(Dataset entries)
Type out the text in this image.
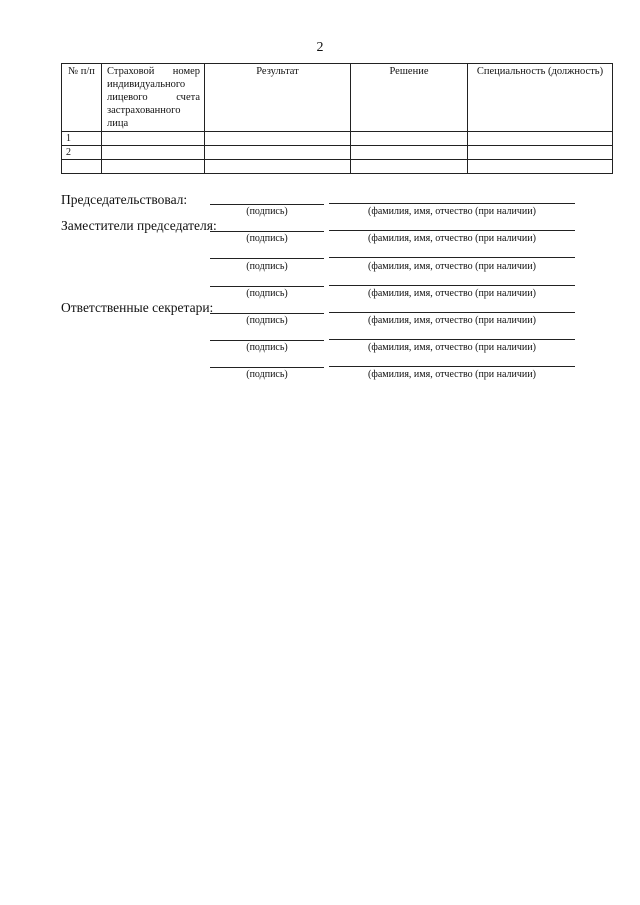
2
№ п/п	Страховой номер индивидуального лицевого счета застрахованного лица	Результат	Решение	Специальность (должность)
1				
2				

Председательствовал:
(подпись)	(фамилия, имя, отчество (при наличии)
Заместители председателя:
(подпись)	(фамилия, имя, отчество (при наличии)
(подпись)	(фамилия, имя, отчество (при наличии)
(подпись)	(фамилия, имя, отчество (при наличии)
Ответственные секретари:
(подпись)	(фамилия, имя, отчество (при наличии)
(подпись)	(фамилия, имя, отчество (при наличии)
(подпись)	(фамилия, имя, отчество (при наличии)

Objective
Transcribe all of the records above character for character. Exclude the pictures.

Response to the task
Type out the text in this image.
2
№ п/п	Страховой номер индивидуального лицевого счета застрахованного лица	Результат	Решение	Специальность (должность)
1				
2				

Председательствовал:
(подпись)	(фамилия, имя, отчество (при наличии)
Заместители председателя:
(подпись)	(фамилия, имя, отчество (при наличии)
(подпись)	(фамилия, имя, отчество (при наличии)
(подпись)	(фамилия, имя, отчество (при наличии)
Ответственные секретари:
(подпись)	(фамилия, имя, отчество (при наличии)
(подпись)	(фамилия, имя, отчество (при наличии)
(подпись)	(фамилия, имя, отчество (при наличии)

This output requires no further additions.